● **DIRECTIVE**: Only the lines from the one containing "Extract the structured" through the end of the data below should be copied, each exactly as written and with both ends kept.

##### EXERCISE INPUTS

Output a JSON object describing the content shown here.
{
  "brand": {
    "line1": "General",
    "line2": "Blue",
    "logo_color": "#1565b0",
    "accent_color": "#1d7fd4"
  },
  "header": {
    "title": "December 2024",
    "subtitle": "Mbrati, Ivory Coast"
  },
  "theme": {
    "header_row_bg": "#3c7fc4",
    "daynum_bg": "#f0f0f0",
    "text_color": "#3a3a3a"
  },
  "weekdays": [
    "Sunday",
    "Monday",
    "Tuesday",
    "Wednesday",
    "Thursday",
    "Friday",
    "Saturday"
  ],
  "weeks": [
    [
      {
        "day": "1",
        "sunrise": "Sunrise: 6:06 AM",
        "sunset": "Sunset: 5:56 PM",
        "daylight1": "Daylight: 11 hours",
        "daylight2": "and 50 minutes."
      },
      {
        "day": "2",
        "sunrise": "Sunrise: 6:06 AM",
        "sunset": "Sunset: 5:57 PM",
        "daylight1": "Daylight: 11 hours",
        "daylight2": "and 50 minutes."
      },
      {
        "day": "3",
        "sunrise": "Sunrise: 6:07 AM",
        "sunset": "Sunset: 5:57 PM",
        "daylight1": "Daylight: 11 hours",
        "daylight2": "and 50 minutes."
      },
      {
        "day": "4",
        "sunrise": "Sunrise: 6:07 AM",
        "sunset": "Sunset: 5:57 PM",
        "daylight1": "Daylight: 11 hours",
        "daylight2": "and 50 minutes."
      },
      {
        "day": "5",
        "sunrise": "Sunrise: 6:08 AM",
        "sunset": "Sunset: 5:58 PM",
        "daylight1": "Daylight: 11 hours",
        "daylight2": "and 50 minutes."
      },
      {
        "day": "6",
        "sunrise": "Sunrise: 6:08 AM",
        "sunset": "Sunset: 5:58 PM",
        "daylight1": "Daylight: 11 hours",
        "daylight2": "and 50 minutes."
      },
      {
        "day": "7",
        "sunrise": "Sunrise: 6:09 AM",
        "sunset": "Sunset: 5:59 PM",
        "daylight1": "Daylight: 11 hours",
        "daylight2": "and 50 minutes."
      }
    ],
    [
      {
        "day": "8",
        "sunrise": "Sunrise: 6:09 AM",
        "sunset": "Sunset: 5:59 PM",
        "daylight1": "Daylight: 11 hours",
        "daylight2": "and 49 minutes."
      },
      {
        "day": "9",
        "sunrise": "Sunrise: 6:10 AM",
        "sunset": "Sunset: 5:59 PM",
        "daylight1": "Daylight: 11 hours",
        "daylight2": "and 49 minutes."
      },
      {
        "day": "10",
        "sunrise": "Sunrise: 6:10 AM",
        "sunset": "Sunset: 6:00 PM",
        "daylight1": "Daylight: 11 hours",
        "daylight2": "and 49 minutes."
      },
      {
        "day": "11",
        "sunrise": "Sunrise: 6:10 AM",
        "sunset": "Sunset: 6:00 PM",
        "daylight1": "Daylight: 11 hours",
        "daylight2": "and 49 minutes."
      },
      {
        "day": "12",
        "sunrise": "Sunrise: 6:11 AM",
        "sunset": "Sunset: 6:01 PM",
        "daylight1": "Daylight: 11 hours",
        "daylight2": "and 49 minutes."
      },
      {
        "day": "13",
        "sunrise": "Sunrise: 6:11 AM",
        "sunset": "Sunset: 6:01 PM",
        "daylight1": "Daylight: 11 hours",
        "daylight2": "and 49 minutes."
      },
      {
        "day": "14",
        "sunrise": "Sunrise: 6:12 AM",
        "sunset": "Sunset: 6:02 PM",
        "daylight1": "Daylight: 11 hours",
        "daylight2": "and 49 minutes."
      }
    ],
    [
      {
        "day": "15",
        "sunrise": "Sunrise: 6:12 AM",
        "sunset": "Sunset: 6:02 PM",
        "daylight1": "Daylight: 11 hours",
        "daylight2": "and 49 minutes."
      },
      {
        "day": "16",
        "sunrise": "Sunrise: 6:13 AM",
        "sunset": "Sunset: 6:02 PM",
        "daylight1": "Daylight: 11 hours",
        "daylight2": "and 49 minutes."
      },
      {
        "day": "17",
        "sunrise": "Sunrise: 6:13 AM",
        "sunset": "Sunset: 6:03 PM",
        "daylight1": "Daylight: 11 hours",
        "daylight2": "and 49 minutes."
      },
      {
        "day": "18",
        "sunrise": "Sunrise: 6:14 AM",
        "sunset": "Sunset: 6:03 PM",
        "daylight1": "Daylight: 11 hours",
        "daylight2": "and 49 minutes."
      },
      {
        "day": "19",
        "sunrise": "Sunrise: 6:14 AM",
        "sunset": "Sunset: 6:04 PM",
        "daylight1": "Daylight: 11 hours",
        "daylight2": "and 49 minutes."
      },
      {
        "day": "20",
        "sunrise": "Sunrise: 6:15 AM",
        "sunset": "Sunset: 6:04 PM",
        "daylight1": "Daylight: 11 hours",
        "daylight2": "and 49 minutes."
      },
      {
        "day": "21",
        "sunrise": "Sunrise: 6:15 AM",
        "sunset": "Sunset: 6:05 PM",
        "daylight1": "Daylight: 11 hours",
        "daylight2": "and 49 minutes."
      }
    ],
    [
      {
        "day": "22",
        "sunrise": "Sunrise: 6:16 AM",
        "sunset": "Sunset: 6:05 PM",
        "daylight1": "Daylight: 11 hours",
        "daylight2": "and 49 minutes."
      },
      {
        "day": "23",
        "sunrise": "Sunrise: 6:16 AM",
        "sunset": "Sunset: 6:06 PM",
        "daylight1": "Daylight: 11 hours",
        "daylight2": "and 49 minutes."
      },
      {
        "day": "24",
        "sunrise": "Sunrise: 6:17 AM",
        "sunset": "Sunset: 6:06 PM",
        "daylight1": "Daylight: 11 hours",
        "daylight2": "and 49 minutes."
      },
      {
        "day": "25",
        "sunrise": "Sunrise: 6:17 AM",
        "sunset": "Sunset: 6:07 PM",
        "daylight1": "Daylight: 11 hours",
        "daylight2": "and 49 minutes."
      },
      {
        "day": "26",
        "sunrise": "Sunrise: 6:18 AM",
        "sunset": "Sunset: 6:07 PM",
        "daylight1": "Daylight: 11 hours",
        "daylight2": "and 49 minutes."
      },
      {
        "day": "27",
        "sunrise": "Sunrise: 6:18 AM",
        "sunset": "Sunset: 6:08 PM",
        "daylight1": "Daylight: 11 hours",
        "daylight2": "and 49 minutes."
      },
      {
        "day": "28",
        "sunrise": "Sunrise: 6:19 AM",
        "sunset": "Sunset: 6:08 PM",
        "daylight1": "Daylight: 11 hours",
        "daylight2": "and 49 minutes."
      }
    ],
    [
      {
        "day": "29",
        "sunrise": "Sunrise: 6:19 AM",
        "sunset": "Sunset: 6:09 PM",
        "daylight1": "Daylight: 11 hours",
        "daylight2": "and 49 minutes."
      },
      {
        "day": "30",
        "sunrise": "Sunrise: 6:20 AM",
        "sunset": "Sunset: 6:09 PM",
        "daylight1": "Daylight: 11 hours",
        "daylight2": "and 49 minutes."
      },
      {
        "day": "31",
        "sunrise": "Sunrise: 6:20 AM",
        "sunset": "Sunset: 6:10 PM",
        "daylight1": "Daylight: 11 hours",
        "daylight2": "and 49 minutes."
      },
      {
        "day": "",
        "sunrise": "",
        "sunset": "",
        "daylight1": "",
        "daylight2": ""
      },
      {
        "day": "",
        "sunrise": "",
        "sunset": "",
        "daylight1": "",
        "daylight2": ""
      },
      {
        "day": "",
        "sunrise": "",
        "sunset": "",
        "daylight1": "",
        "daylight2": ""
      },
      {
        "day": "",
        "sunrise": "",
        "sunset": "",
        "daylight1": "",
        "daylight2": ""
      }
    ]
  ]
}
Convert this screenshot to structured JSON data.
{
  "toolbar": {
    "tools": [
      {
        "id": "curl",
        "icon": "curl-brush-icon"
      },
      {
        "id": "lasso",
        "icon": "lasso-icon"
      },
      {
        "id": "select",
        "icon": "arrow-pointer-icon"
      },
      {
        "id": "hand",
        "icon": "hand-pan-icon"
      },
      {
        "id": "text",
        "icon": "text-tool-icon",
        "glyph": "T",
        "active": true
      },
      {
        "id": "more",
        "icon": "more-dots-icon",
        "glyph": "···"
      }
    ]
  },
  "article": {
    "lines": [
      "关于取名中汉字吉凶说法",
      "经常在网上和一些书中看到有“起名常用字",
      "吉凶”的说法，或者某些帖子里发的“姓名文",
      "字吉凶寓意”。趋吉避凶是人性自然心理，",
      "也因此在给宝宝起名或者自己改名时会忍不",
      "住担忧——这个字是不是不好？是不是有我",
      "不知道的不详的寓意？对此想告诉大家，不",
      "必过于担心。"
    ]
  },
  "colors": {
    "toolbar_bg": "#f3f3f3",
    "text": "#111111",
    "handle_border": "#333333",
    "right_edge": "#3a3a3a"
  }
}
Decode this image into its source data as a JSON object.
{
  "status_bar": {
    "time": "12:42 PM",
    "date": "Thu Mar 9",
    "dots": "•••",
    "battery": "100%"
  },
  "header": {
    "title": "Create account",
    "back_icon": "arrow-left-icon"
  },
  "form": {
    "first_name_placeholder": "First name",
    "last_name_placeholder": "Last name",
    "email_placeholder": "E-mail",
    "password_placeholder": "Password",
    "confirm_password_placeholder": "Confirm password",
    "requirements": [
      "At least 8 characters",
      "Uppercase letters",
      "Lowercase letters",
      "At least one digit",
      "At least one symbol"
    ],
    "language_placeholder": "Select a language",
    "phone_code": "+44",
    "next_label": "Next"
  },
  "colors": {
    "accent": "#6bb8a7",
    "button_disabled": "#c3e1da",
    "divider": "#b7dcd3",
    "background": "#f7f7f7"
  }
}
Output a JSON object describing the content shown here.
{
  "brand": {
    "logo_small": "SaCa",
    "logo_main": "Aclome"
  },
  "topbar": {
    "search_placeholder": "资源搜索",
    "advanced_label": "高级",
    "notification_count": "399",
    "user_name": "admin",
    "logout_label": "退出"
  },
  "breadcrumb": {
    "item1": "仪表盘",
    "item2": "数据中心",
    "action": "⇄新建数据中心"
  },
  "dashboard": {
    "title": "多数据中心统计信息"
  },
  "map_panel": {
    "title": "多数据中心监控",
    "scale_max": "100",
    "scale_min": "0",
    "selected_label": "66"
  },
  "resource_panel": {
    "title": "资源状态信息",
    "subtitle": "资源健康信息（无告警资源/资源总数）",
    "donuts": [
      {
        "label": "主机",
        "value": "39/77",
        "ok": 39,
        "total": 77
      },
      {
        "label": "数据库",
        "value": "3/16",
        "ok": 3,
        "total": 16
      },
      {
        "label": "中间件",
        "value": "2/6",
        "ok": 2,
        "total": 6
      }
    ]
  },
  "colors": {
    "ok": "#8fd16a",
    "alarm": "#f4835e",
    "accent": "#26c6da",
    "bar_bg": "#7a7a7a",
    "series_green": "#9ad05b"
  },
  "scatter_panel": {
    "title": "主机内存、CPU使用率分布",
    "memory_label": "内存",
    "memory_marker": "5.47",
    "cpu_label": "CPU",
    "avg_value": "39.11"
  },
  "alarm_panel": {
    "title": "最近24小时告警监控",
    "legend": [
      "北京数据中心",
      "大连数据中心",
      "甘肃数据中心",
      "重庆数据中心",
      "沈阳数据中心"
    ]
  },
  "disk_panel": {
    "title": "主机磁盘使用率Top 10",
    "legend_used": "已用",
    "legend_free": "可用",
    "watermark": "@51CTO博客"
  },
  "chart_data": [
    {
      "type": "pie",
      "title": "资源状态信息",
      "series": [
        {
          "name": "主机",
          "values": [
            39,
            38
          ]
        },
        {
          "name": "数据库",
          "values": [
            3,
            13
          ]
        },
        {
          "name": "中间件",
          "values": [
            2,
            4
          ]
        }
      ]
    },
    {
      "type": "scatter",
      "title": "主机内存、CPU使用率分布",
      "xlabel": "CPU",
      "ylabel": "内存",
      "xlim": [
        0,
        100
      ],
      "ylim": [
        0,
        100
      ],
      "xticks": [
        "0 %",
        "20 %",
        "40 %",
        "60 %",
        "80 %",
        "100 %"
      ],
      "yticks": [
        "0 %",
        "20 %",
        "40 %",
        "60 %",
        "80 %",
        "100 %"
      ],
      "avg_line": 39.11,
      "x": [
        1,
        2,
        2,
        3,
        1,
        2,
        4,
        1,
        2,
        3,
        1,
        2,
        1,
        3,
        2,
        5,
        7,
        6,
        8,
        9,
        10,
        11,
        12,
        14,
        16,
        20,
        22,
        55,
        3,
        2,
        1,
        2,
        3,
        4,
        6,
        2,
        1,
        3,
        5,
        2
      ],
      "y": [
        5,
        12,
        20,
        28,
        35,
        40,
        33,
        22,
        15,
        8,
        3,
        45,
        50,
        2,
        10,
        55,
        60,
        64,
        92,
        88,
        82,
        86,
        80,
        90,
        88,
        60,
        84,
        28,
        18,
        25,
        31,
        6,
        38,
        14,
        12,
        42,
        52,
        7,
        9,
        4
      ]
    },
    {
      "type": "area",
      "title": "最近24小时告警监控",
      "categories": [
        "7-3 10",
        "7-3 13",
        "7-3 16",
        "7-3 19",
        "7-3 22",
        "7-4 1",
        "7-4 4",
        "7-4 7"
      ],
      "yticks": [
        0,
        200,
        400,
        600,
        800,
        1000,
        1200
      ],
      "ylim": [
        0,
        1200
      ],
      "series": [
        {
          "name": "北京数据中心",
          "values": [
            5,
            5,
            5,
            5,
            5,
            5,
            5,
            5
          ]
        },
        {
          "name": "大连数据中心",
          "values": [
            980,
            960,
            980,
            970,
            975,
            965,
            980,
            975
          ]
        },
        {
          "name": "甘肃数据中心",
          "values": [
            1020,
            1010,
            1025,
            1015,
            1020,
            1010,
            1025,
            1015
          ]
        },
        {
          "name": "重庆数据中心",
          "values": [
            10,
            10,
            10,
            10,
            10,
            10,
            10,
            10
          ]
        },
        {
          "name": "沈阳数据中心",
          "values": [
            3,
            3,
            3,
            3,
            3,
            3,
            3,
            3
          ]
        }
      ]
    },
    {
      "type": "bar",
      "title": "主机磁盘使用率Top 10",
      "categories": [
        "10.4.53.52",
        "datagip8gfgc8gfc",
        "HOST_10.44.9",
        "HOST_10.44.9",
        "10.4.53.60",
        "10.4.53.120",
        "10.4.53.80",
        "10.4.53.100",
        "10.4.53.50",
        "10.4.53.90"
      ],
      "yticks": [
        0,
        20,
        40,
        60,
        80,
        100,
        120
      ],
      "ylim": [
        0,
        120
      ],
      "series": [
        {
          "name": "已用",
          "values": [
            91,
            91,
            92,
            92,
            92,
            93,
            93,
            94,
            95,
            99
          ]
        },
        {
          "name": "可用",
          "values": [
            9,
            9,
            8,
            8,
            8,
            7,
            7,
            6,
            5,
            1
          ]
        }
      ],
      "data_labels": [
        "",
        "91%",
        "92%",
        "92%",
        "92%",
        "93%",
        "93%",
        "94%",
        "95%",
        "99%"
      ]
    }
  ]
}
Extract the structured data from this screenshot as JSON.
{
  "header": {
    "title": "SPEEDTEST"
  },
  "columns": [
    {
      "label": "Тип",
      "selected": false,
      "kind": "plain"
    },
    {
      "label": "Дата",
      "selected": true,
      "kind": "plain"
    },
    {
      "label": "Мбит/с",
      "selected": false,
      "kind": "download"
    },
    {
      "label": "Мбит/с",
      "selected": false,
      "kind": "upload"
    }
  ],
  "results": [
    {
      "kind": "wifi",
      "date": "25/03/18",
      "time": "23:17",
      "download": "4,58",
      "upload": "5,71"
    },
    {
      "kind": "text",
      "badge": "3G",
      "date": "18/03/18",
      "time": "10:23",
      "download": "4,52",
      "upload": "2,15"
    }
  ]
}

##########

● **RESULT BELOW**:
Extract the structured data from this screenshot as JSON.
{
  "header": {
    "title": "SPEEDTEST"
  },
  "columns": [
    {
      "label": "Тип",
      "selected": false,
      "kind": "plain"
    },
    {
      "label": "Дата",
      "selected": true,
      "kind": "plain"
    },
    {
      "label": "Мбит/с",
      "selected": false,
      "kind": "download"
    },
    {
      "label": "Мбит/с",
      "selected": false,
      "kind": "upload"
    }
  ],
  "results": [
    {
      "kind": "wifi",
      "date": "25/03/18",
      "time": "23:17",
      "download": "4,58",
      "upload": "5,71"
    },
    {
      "kind": "text",
      "badge": "3G",
      "date": "18/03/18",
      "time": "10:23",
      "download": "4,52",
      "upload": "2,15"
    }
  ]
}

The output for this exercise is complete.